▶ _Instruction_: Please copy the items from the line that contains "profile-title: Profile xyxy=(104,26,193,54)" through the line that contains "upgrade-button[interactable]: 升级 xyxy=(1003,246,1051,278)", substituting "data-row" for every "table-row" and leaving everything else unchanged.

**** Data for this task ****

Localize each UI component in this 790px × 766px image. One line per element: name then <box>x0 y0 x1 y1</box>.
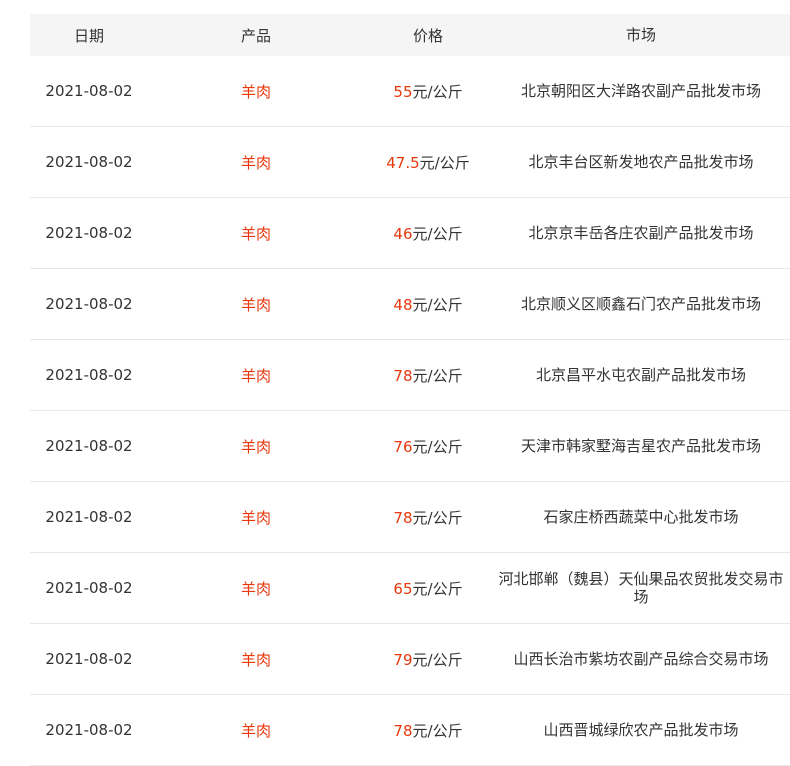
cell-product: 羊肉 <box>240 82 271 101</box>
price-unit: 元/公斤 <box>412 650 463 669</box>
cell-product: 羊肉 <box>240 508 271 527</box>
price-value: 79 <box>393 650 413 669</box>
price-unit: 元/公斤 <box>412 295 463 314</box>
cell-price: 65元/公斤 <box>364 578 492 599</box>
cell-market: 北京昌平水屯农副产品批发市场 <box>535 366 746 384</box>
price-value: 55 <box>393 82 413 101</box>
cell-date: 2021-08-02 <box>45 82 133 100</box>
cell-market: 山西晋城绿欣农产品批发市场 <box>543 721 739 739</box>
cell-product: 羊肉 <box>240 437 271 456</box>
cell-product: 羊肉 <box>240 295 271 314</box>
cell-product: 羊肉 <box>240 650 271 669</box>
cell-date: 2021-08-02 <box>45 153 133 171</box>
price-value: 47.5 <box>386 153 420 172</box>
cell-market: 河北邯郸（魏县）天仙果品农贸批发交易市场 <box>498 570 784 606</box>
price-unit: 元/公斤 <box>412 437 463 456</box>
cell-date: 2021-08-02 <box>45 437 133 455</box>
price-unit: 元/公斤 <box>412 508 463 527</box>
table-row: 2021-08-02 羊肉 78元/公斤 北京昌平水屯农副产品批发市场 <box>30 340 790 411</box>
price-unit: 元/公斤 <box>412 82 463 101</box>
header-date: 日期 <box>73 26 104 45</box>
cell-market: 北京顺义区顺鑫石门农产品批发市场 <box>520 295 761 313</box>
cell-price: 76元/公斤 <box>364 436 492 457</box>
cell-date: 2021-08-02 <box>45 295 133 313</box>
price-unit: 元/公斤 <box>412 721 463 740</box>
cell-product: 羊肉 <box>240 153 271 172</box>
price-unit: 元/公斤 <box>412 579 463 598</box>
price-value: 76 <box>393 437 413 456</box>
table-row: 2021-08-02 羊肉 78元/公斤 石家庄桥西蔬菜中心批发市场 <box>30 482 790 553</box>
table-row: 2021-08-02 羊肉 48元/公斤 北京顺义区顺鑫石门农产品批发市场 <box>30 269 790 340</box>
table-row: 2021-08-02 羊肉 65元/公斤 河北邯郸（魏县）天仙果品农贸批发交易市场 <box>30 553 790 624</box>
table-row: 2021-08-02 羊肉 79元/公斤 山西长治市紫坊农副产品综合交易市场 <box>30 624 790 695</box>
table-row: 2021-08-02 羊肉 46元/公斤 北京京丰岳各庄农副产品批发市场 <box>30 198 790 269</box>
price-value: 78 <box>393 366 413 385</box>
cell-date: 2021-08-02 <box>45 508 133 526</box>
header-product: 产品 <box>240 26 271 45</box>
price-value: 46 <box>393 224 413 243</box>
table-row: 2021-08-02 羊肉 55元/公斤 北京朝阳区大洋路农副产品批发市场 <box>30 56 790 127</box>
cell-price: 78元/公斤 <box>364 507 492 528</box>
header-price: 价格 <box>412 26 443 45</box>
price-unit: 元/公斤 <box>419 153 470 172</box>
price-unit: 元/公斤 <box>412 224 463 243</box>
cell-product: 羊肉 <box>240 721 271 740</box>
cell-product: 羊肉 <box>240 366 271 385</box>
cell-date: 2021-08-02 <box>45 650 133 668</box>
cell-product: 羊肉 <box>240 579 271 598</box>
cell-date: 2021-08-02 <box>45 366 133 384</box>
cell-product: 羊肉 <box>240 224 271 243</box>
price-value: 65 <box>393 579 413 598</box>
price-unit: 元/公斤 <box>412 366 463 385</box>
cell-market: 山西长治市紫坊农副产品综合交易市场 <box>513 650 769 668</box>
cell-price: 46元/公斤 <box>364 223 492 244</box>
cell-market: 北京朝阳区大洋路农副产品批发市场 <box>520 82 761 100</box>
table-row: 2021-08-02 羊肉 47.5元/公斤 北京丰台区新发地农产品批发市场 <box>30 127 790 198</box>
price-value: 78 <box>393 721 413 740</box>
price-value: 78 <box>393 508 413 527</box>
table-row: 2021-08-02 羊肉 76元/公斤 天津市韩家墅海吉星农产品批发市场 <box>30 411 790 482</box>
cell-price: 78元/公斤 <box>364 365 492 386</box>
cell-date: 2021-08-02 <box>45 224 133 242</box>
header-market: 市场 <box>625 26 656 44</box>
cell-market: 北京京丰岳各庄农副产品批发市场 <box>528 224 754 242</box>
cell-price: 47.5元/公斤 <box>364 152 492 173</box>
cell-price: 55元/公斤 <box>364 81 492 102</box>
cell-market: 天津市韩家墅海吉星农产品批发市场 <box>520 437 761 455</box>
cell-price: 79元/公斤 <box>364 649 492 670</box>
table-row: 2021-08-02 羊肉 78元/公斤 山西晋城绿欣农产品批发市场 <box>30 695 790 766</box>
price-table: 日期 产品 价格 市场 2021-08-02 羊肉 55元/公斤 北京朝阳区大洋路农副… <box>30 14 790 766</box>
cell-price: 48元/公斤 <box>364 294 492 315</box>
cell-date: 2021-08-02 <box>45 579 133 597</box>
cell-market: 石家庄桥西蔬菜中心批发市场 <box>543 508 739 526</box>
cell-date: 2021-08-02 <box>45 721 133 739</box>
table-body: 2021-08-02 羊肉 55元/公斤 北京朝阳区大洋路农副产品批发市场 2021-0… <box>30 56 790 766</box>
price-value: 48 <box>393 295 413 314</box>
cell-price: 78元/公斤 <box>364 720 492 741</box>
cell-market: 北京丰台区新发地农产品批发市场 <box>528 153 754 171</box>
table-header: 日期 产品 价格 市场 <box>30 14 790 56</box>
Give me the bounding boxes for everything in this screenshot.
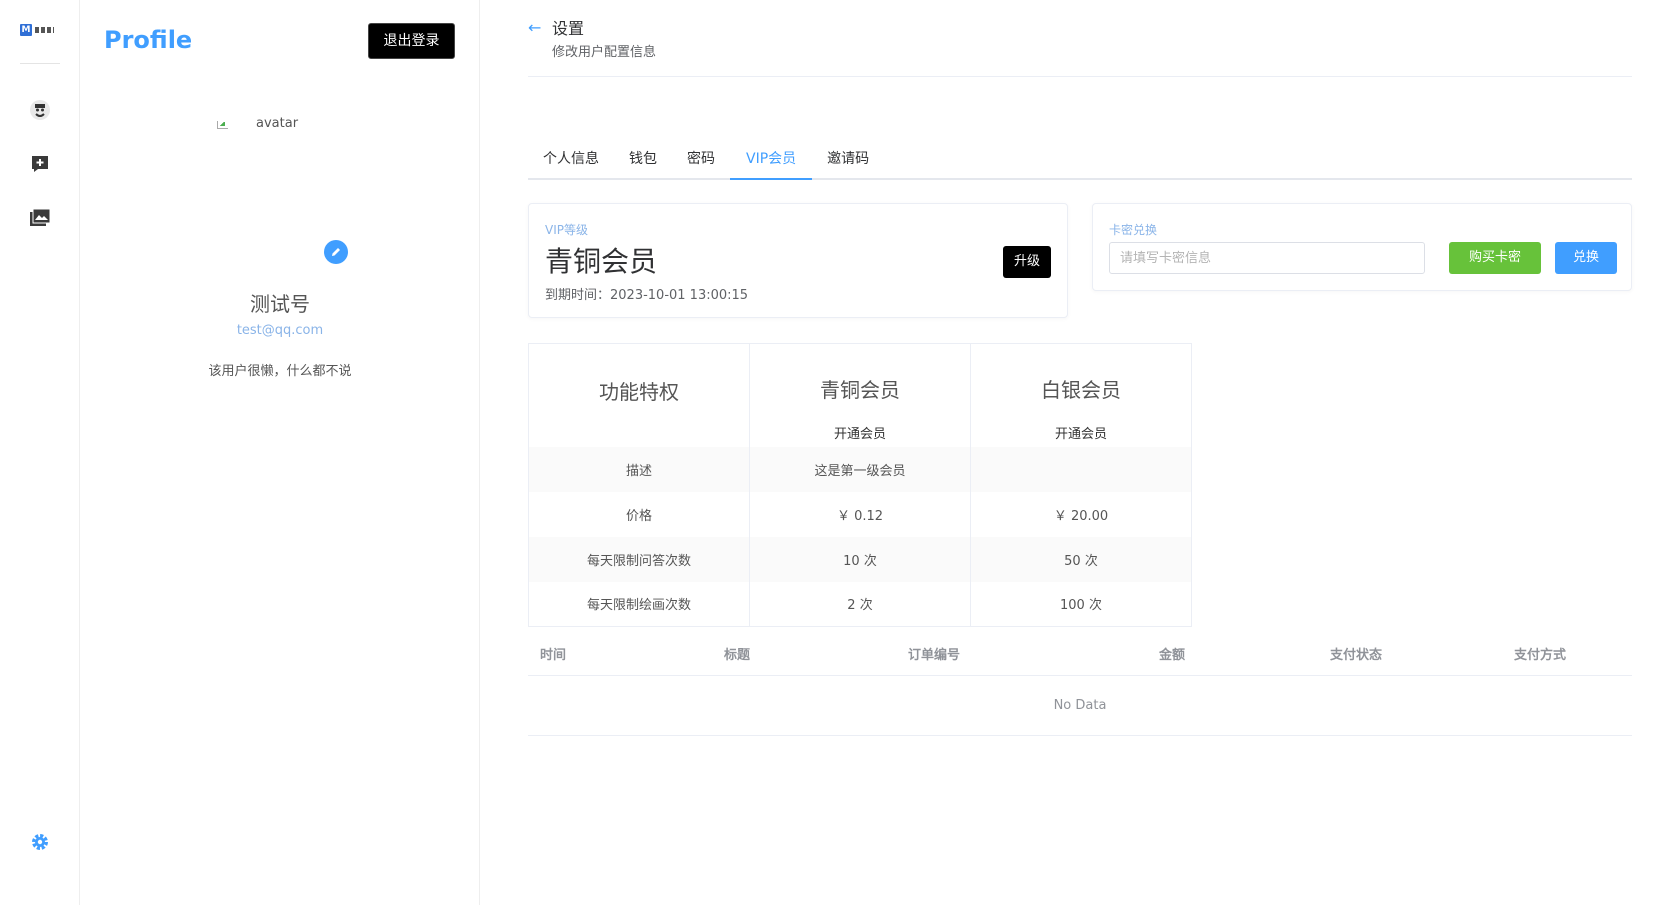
profile-title: Profile xyxy=(104,26,193,54)
image-gallery-icon[interactable] xyxy=(28,206,52,230)
privilege-header-row: 功能特权 青铜会员 开通会员 白银会员 开通会员 xyxy=(528,343,1192,447)
page-subtitle: 修改用户配置信息 xyxy=(552,45,657,60)
logout-button[interactable]: 退出登录 xyxy=(368,23,455,59)
table-row: 每天限制绘画次数 2 次 100 次 xyxy=(528,581,1192,627)
vip-level-value: 青铜会员 xyxy=(545,245,658,278)
table-cell: 100 次 xyxy=(970,581,1192,627)
column-header-time[interactable]: 时间 xyxy=(528,636,712,675)
table-row: 描述 这是第一级会员 xyxy=(528,446,1192,492)
privilege-header-cell: 白银会员 开通会员 xyxy=(970,343,1192,447)
column-header-order-no[interactable]: 订单编号 xyxy=(896,636,1080,675)
back-arrow-icon[interactable]: ← xyxy=(528,18,541,37)
page-title: 设置 xyxy=(552,19,585,38)
broken-image-icon xyxy=(216,118,228,130)
table-cell: 2 次 xyxy=(749,581,971,627)
rail-divider xyxy=(20,63,60,64)
app-root: M Profile 退出登录 avatar 测试号 test@qq.com 该用… xyxy=(0,0,1680,905)
column-header-title[interactable]: 标题 xyxy=(712,636,896,675)
table-cell xyxy=(970,446,1192,492)
tab-profile-info[interactable]: 个人信息 xyxy=(528,140,614,180)
table-cell: 10 次 xyxy=(749,536,971,582)
vip-expire-time: 到期时间：2023-10-01 13:00:15 xyxy=(545,288,749,303)
order-table-header: 时间 标题 订单编号 金额 支付状态 支付方式 xyxy=(528,636,1632,676)
open-membership-link[interactable]: 开通会员 xyxy=(971,423,1191,442)
buy-card-button[interactable]: 购买卡密 xyxy=(1449,242,1541,274)
upgrade-button[interactable]: 升级 xyxy=(1003,246,1051,278)
main-content: ← 设置 修改用户配置信息 个人信息 钱包 密码 VIP会员 邀请码 VIP等级… xyxy=(528,0,1632,905)
card-redeem-card: 卡密兑换 购买卡密 兑换 xyxy=(1092,203,1632,291)
avatar-robot-icon[interactable] xyxy=(28,98,52,122)
tab-password[interactable]: 密码 xyxy=(672,140,730,180)
edit-profile-button[interactable] xyxy=(324,240,348,264)
order-table: 时间 标题 订单编号 金额 支付状态 支付方式 No Data xyxy=(528,636,1632,736)
vip-level-card: VIP等级 青铜会员 到期时间：2023-10-01 13:00:15 升级 xyxy=(528,203,1068,318)
column-header-amount[interactable]: 金额 xyxy=(1080,636,1264,675)
avatar: avatar xyxy=(216,116,298,131)
username: 测试号 xyxy=(250,292,310,316)
tab-wallet[interactable]: 钱包 xyxy=(614,140,672,180)
empty-state-text: No Data xyxy=(528,676,1632,736)
table-cell: 每天限制绘画次数 xyxy=(528,581,750,627)
avatar-alt-text: avatar xyxy=(256,116,299,131)
open-membership-link[interactable]: 开通会员 xyxy=(750,423,970,442)
exchange-button[interactable]: 兑换 xyxy=(1555,242,1617,274)
column-header-pay-status[interactable]: 支付状态 xyxy=(1264,636,1448,675)
user-bio: 该用户很懒，什么都不说 xyxy=(208,364,352,379)
settings-gear-icon[interactable] xyxy=(28,830,52,854)
column-header-pay-method[interactable]: 支付方式 xyxy=(1448,636,1632,675)
left-icon-rail: M xyxy=(0,0,80,905)
vip-level-label: VIP等级 xyxy=(545,223,588,237)
page-header: ← 设置 修改用户配置信息 xyxy=(528,14,1632,77)
card-code-input[interactable] xyxy=(1109,242,1425,274)
table-row: 每天限制问答次数 10 次 50 次 xyxy=(528,536,1192,582)
table-row: 价格 ￥ 0.12 ￥ 20.00 xyxy=(528,491,1192,537)
privilege-header-cell: 功能特权 xyxy=(528,343,750,447)
privilege-header-cell: 青铜会员 开通会员 xyxy=(749,343,971,447)
table-cell: ￥ 20.00 xyxy=(970,491,1192,537)
profile-panel: Profile 退出登录 avatar 测试号 test@qq.com 该用户很… xyxy=(80,0,480,905)
table-cell: 每天限制问答次数 xyxy=(528,536,750,582)
table-cell: 描述 xyxy=(528,446,750,492)
settings-tabs: 个人信息 钱包 密码 VIP会员 邀请码 xyxy=(528,140,1632,180)
card-redeem-label: 卡密兑换 xyxy=(1109,223,1158,237)
chat-add-icon[interactable] xyxy=(28,152,52,176)
privilege-table: 功能特权 青铜会员 开通会员 白银会员 开通会员 描述 这是第一级会员 价格 ￥… xyxy=(528,343,1192,627)
pencil-icon xyxy=(332,248,340,256)
tab-vip[interactable]: VIP会员 xyxy=(730,140,813,180)
table-cell: ￥ 0.12 xyxy=(749,491,971,537)
logo-icon[interactable]: M xyxy=(20,24,54,36)
table-cell: 价格 xyxy=(528,491,750,537)
user-email: test@qq.com xyxy=(236,323,324,338)
table-cell: 这是第一级会员 xyxy=(749,446,971,492)
tab-invite-code[interactable]: 邀请码 xyxy=(812,140,884,180)
table-cell: 50 次 xyxy=(970,536,1192,582)
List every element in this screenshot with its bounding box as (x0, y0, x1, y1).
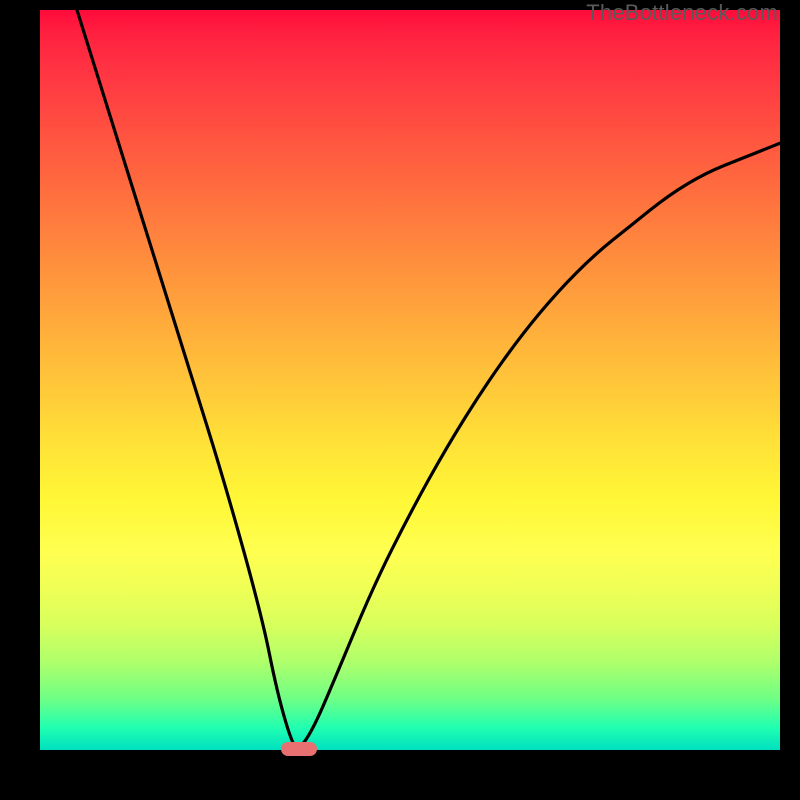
bottleneck-curve-path (77, 10, 780, 747)
watermark-text: TheBottleneck.com (586, 0, 778, 26)
plot-area (40, 10, 780, 750)
curve-svg (40, 10, 780, 750)
minimum-marker (281, 742, 317, 756)
chart-container: TheBottleneck.com (0, 0, 800, 800)
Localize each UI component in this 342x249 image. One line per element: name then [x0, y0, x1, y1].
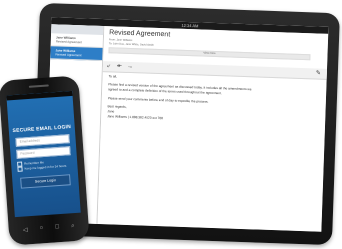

****

▶ _Written solution_:
profile-title: Profile xyxy=(104,26,193,54)
image-gallery-icon[interactable] xyxy=(28,206,52,230)
privilege-header-row: 功能特权 青铜会员 开通会员 白银会员 开通会员 xyxy=(528,343,1192,447)
page-subtitle: 修改用户配置信息 xyxy=(552,45,657,60)
logout-button[interactable]: 退出登录 xyxy=(368,23,455,59)
data-row: 每天限制绘画次数 2 次 100 次 xyxy=(528,581,1192,627)
vip-level-value: 青铜会员 xyxy=(545,245,658,278)
table-cell: 100 次 xyxy=(970,581,1192,627)
column-header-time[interactable]: 时间 xyxy=(528,636,712,675)
data-row: 描述 这是第一级会员 xyxy=(528,446,1192,492)
privilege-header-cell: 白银会员 开通会员 xyxy=(970,343,1192,447)
column-header-order-no[interactable]: 订单编号 xyxy=(896,636,1080,675)
back-arrow-icon[interactable]: ← xyxy=(528,18,541,37)
page-title: 设置 xyxy=(552,19,585,38)
broken-image-icon xyxy=(216,118,228,130)
table-cell: 2 次 xyxy=(749,581,971,627)
rail-divider xyxy=(20,63,60,64)
app-root: M Profile 退出登录 avatar 测试号 test@qq.com 该用… xyxy=(0,0,1680,905)
column-header-title[interactable]: 标题 xyxy=(712,636,896,675)
table-cell xyxy=(970,446,1192,492)
tab-profile-info[interactable]: 个人信息 xyxy=(528,140,614,180)
table-cell: 10 次 xyxy=(749,536,971,582)
vip-expire-time: 到期时间：2023-10-01 13:00:15 xyxy=(545,288,749,303)
order-table-header: 时间 标题 订单编号 金额 支付状态 支付方式 xyxy=(528,636,1632,676)
open-membership-link[interactable]: 开通会员 xyxy=(971,423,1191,442)
buy-card-button[interactable]: 购买卡密 xyxy=(1449,242,1541,274)
upgrade-button[interactable]: 升级 xyxy=(1003,246,1051,278)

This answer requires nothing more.